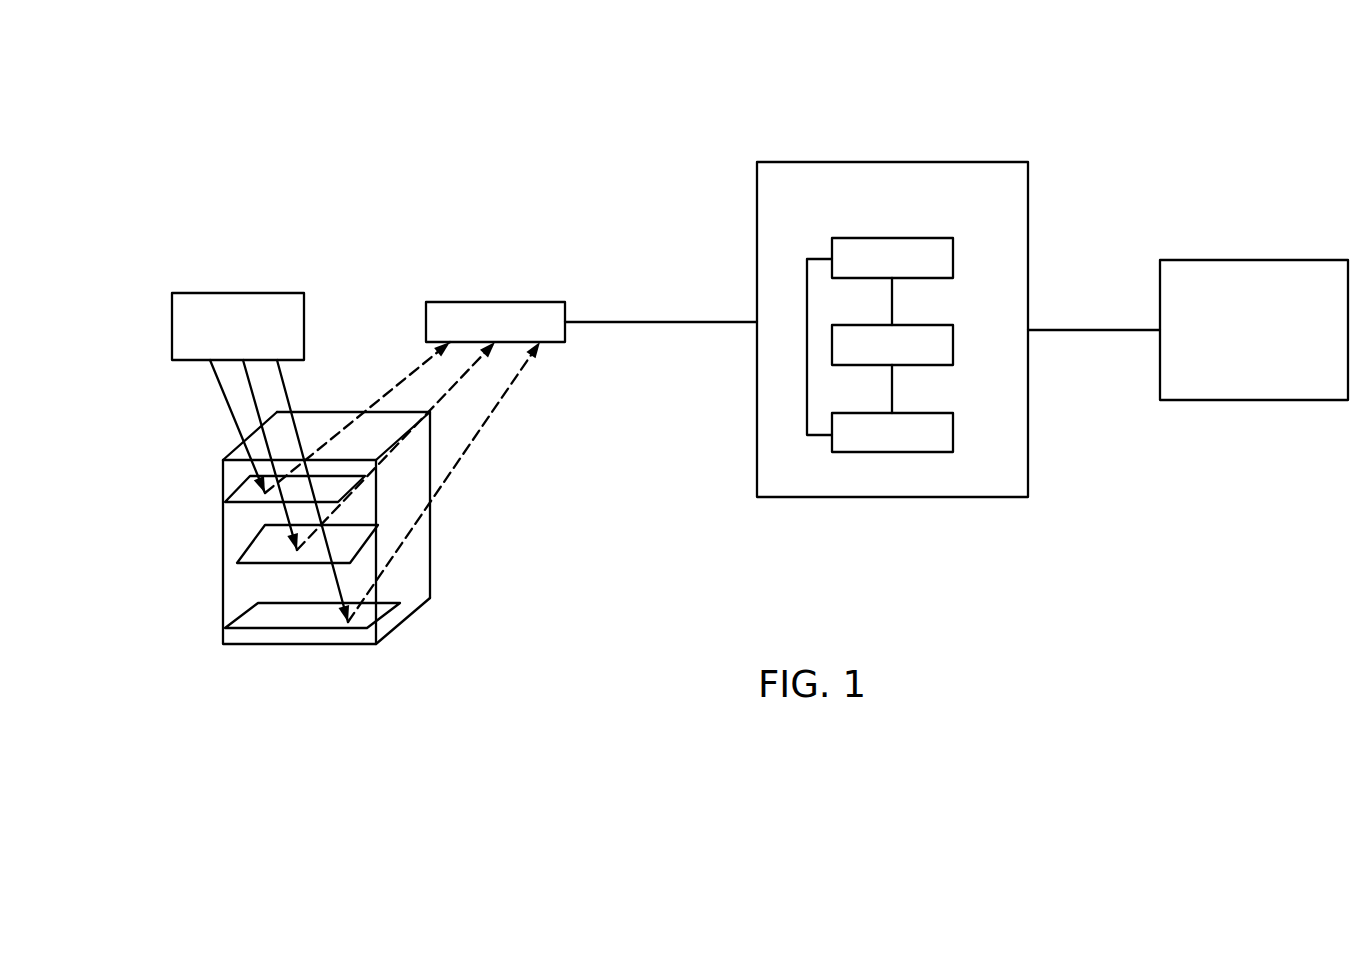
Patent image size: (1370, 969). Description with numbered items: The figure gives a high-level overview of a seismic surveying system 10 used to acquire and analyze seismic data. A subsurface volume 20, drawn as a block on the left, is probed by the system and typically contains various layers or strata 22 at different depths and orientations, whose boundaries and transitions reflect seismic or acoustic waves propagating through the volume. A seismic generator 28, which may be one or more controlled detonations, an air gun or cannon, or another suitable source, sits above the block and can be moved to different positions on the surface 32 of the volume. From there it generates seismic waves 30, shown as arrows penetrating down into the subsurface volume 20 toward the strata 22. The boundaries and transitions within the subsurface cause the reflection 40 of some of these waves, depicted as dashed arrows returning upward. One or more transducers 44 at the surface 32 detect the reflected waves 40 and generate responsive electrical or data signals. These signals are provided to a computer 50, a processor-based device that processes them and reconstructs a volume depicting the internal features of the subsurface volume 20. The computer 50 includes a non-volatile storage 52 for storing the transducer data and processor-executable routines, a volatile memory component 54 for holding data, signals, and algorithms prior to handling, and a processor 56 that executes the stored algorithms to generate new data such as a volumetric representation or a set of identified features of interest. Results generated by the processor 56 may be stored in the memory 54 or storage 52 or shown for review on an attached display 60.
---
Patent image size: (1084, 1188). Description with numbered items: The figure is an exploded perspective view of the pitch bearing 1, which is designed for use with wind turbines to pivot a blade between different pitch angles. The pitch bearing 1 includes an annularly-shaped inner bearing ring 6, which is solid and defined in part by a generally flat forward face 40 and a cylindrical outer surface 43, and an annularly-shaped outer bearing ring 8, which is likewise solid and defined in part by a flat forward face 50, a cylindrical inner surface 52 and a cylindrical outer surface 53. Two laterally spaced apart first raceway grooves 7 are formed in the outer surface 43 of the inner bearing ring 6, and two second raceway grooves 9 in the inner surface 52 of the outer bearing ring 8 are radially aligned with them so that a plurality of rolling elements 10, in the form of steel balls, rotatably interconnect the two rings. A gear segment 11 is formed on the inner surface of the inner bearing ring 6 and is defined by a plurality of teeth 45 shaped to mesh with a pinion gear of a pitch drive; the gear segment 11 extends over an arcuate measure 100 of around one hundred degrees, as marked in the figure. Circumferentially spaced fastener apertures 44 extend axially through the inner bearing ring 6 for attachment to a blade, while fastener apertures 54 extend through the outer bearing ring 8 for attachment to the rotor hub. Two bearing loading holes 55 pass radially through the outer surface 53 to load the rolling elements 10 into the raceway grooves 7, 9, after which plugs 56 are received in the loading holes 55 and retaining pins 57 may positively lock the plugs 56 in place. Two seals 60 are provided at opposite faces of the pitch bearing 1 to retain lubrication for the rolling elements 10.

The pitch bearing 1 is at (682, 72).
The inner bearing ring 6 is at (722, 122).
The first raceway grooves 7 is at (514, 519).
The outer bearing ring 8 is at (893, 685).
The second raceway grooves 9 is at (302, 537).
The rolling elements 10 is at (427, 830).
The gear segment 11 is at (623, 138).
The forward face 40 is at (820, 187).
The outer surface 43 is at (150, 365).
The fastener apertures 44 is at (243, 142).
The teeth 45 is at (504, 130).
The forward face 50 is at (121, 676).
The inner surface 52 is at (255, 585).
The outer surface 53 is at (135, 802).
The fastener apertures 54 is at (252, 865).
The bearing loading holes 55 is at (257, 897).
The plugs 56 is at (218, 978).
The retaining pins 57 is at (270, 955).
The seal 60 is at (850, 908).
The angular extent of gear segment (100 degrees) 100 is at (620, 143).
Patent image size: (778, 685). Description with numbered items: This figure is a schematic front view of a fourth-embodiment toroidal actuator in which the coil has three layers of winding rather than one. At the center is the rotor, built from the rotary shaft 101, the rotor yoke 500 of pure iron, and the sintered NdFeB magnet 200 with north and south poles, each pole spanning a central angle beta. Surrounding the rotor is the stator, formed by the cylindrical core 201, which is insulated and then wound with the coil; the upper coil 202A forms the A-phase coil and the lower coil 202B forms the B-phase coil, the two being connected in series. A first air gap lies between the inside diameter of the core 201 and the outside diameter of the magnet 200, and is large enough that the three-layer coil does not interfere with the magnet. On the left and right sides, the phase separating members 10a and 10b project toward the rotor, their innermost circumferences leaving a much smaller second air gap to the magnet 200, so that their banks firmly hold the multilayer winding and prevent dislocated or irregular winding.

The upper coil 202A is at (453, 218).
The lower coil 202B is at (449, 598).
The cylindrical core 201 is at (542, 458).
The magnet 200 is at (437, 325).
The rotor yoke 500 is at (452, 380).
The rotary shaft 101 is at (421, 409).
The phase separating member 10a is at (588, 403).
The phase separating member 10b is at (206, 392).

◆ Written exercise ◆
Rewrite everything from the line containing "Patent image size: (1084, 1188)." down to the line containing "The rolling elements 10 is at (427, 830).", replacing "exploded perspective view" with "exploded isometric view" and keeping all else unchanged.

◆ The response ◆
Patent image size: (1084, 1188). Description with numbered items: The figure is an exploded isometric view of the pitch bearing 1, which is designed for use with wind turbines to pivot a blade between different pitch angles. The pitch bearing 1 includes an annularly-shaped inner bearing ring 6, which is solid and defined in part by a generally flat forward face 40 and a cylindrical outer surface 43, and an annularly-shaped outer bearing ring 8, which is likewise solid and defined in part by a flat forward face 50, a cylindrical inner surface 52 and a cylindrical outer surface 53. Two laterally spaced apart first raceway grooves 7 are formed in the outer surface 43 of the inner bearing ring 6, and two second raceway grooves 9 in the inner surface 52 of the outer bearing ring 8 are radially aligned with them so that a plurality of rolling elements 10, in the form of steel balls, rotatably interconnect the two rings. A gear segment 11 is formed on the inner surface of the inner bearing ring 6 and is defined by a plurality of teeth 45 shaped to mesh with a pinion gear of a pitch drive; the gear segment 11 extends over an arcuate measure 100 of around one hundred degrees, as marked in the figure. Circumferentially spaced fastener apertures 44 extend axially through the inner bearing ring 6 for attachment to a blade, while fastener apertures 54 extend through the outer bearing ring 8 for attachment to the rotor hub. Two bearing loading holes 55 pass radially through the outer surface 53 to load the rolling elements 10 into the raceway grooves 7, 9, after which plugs 56 are received in the loading holes 55 and retaining pins 57 may positively lock the plugs 56 in place. Two seals 60 are provided at opposite faces of the pitch bearing 1 to retain lubrication for the rolling elements 10.

The pitch bearing 1 is at (682, 72).
The inner bearing ring 6 is at (722, 122).
The first raceway grooves 7 is at (514, 519).
The outer bearing ring 8 is at (893, 685).
The second raceway grooves 9 is at (302, 537).
The rolling elements 10 is at (427, 830).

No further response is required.